* INSTRUCTIONS TO FOLLOW *
Extract the listing below in full, unchanged.

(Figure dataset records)
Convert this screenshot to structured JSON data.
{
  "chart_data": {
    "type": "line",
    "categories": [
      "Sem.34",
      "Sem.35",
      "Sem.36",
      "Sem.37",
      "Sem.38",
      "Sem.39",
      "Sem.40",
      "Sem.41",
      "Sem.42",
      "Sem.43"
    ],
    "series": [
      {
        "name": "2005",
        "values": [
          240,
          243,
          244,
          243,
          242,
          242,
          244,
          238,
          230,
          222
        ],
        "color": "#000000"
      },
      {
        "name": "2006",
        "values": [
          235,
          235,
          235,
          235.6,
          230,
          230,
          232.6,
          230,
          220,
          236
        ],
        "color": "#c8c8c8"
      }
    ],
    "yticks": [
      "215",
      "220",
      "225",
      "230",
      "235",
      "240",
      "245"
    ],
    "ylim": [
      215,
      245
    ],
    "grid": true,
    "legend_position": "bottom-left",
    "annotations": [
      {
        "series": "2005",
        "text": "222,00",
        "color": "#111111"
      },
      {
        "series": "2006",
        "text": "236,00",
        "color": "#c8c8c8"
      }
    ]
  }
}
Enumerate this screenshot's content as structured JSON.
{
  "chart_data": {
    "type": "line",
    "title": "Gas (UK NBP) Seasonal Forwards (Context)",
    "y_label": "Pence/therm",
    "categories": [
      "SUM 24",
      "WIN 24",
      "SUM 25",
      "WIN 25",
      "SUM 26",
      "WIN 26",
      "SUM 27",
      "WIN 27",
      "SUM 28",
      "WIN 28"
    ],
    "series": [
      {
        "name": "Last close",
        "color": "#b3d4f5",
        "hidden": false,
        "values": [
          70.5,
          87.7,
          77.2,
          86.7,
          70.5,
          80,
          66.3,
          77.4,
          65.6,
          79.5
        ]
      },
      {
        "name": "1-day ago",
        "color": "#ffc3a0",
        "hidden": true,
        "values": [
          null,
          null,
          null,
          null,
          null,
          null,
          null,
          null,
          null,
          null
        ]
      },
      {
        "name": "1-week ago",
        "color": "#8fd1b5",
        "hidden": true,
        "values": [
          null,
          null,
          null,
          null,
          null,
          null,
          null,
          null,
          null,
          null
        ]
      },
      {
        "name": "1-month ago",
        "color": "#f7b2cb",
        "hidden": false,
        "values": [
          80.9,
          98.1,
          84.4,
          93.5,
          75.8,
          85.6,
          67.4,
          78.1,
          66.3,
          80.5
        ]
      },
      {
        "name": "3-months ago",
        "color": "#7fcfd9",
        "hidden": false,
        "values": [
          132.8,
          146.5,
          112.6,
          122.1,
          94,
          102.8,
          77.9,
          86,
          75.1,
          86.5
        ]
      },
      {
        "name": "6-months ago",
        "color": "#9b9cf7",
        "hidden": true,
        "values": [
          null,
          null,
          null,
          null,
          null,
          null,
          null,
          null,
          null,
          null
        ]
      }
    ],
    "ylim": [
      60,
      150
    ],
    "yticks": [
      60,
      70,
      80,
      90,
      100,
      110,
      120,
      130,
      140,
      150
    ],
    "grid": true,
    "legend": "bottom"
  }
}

* RESULT OF THE TASK *
Convert this screenshot to structured JSON data.
{
  "chart_data": {
    "type": "line",
    "categories": [
      "Sem.34",
      "Sem.35",
      "Sem.36",
      "Sem.37",
      "Sem.38",
      "Sem.39",
      "Sem.40",
      "Sem.41",
      "Sem.42",
      "Sem.43"
    ],
    "series": [
      {
        "name": "2005",
        "values": [
          240,
          243,
          244,
          243,
          242,
          242,
          244,
          238,
          230,
          222
        ],
        "color": "#000000"
      },
      {
        "name": "2006",
        "values": [
          235,
          235,
          235,
          235.6,
          230,
          230,
          232.6,
          230,
          220,
          236
        ],
        "color": "#c8c8c8"
      }
    ],
    "yticks": [
      "215",
      "220",
      "225",
      "230",
      "235",
      "240",
      "245"
    ],
    "ylim": [
      215,
      245
    ],
    "grid": true,
    "legend_position": "bottom-left",
    "annotations": [
      {
        "series": "2005",
        "text": "222,00",
        "color": "#111111"
      },
      {
        "series": "2006",
        "text": "236,00",
        "color": "#c8c8c8"
      }
    ]
  }
}
Enumerate this screenshot's content as structured JSON.
{
  "chart_data": {
    "type": "line",
    "title": "Gas (UK NBP) Seasonal Forwards (Context)",
    "y_label": "Pence/therm",
    "categories": [
      "SUM 24",
      "WIN 24",
      "SUM 25",
      "WIN 25",
      "SUM 26",
      "WIN 26",
      "SUM 27",
      "WIN 27",
      "SUM 28",
      "WIN 28"
    ],
    "series": [
      {
        "name": "Last close",
        "color": "#b3d4f5",
        "hidden": false,
        "values": [
          70.5,
          87.7,
          77.2,
          86.7,
          70.5,
          80,
          66.3,
          77.4,
          65.6,
          79.5
        ]
      },
      {
        "name": "1-day ago",
        "color": "#ffc3a0",
        "hidden": true,
        "values": [
          null,
          null,
          null,
          null,
          null,
          null,
          null,
          null,
          null,
          null
        ]
      },
      {
        "name": "1-week ago",
        "color": "#8fd1b5",
        "hidden": true,
        "values": [
          null,
          null,
          null,
          null,
          null,
          null,
          null,
          null,
          null,
          null
        ]
      },
      {
        "name": "1-month ago",
        "color": "#f7b2cb",
        "hidden": false,
        "values": [
          80.9,
          98.1,
          84.4,
          93.5,
          75.8,
          85.6,
          67.4,
          78.1,
          66.3,
          80.5
        ]
      },
      {
        "name": "3-months ago",
        "color": "#7fcfd9",
        "hidden": false,
        "values": [
          132.8,
          146.5,
          112.6,
          122.1,
          94,
          102.8,
          77.9,
          86,
          75.1,
          86.5
        ]
      },
      {
        "name": "6-months ago",
        "color": "#9b9cf7",
        "hidden": true,
        "values": [
          null,
          null,
          null,
          null,
          null,
          null,
          null,
          null,
          null,
          null
        ]
      }
    ],
    "ylim": [
      60,
      150
    ],
    "yticks": [
      60,
      70,
      80,
      90,
      100,
      110,
      120,
      130,
      140,
      150
    ],
    "grid": true,
    "legend": "bottom"
  }
}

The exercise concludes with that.